◆ The request ◆
Each line containing the word "Index" should be found and copied.

◆ Extracted records ◆
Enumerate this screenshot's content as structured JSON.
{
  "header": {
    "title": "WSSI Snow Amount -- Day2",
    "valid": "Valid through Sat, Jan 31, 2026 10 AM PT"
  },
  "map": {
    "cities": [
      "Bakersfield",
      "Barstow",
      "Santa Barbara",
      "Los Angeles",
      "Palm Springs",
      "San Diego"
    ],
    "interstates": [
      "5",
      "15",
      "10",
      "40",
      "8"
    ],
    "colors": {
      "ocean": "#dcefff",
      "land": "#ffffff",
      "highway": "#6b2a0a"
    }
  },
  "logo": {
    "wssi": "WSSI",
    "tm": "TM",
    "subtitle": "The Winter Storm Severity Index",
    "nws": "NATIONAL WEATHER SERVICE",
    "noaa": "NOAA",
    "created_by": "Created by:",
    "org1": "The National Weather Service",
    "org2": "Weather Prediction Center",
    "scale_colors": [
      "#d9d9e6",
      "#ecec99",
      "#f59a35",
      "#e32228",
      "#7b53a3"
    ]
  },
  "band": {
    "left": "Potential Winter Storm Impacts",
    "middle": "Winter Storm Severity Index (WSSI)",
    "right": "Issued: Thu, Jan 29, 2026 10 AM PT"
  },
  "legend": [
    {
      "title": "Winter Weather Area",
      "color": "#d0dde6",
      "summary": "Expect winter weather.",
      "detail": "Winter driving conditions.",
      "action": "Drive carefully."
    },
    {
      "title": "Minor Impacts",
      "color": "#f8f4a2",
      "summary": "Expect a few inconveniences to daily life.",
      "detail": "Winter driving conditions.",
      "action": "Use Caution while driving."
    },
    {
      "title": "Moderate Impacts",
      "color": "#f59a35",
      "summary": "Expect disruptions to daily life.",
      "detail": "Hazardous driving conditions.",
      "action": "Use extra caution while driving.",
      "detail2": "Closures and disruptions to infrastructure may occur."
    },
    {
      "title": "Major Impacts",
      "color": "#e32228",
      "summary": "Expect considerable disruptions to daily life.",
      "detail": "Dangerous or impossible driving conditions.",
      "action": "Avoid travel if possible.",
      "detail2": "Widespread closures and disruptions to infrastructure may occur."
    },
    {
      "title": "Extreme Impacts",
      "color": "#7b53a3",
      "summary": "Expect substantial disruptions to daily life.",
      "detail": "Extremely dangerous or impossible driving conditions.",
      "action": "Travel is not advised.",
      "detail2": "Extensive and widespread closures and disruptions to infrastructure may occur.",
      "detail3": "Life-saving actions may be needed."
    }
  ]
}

◆ Exercise response ◆
    "subtitle": "The Winter Storm Severity Index",
    "middle": "Winter Storm Severity Index (WSSI)",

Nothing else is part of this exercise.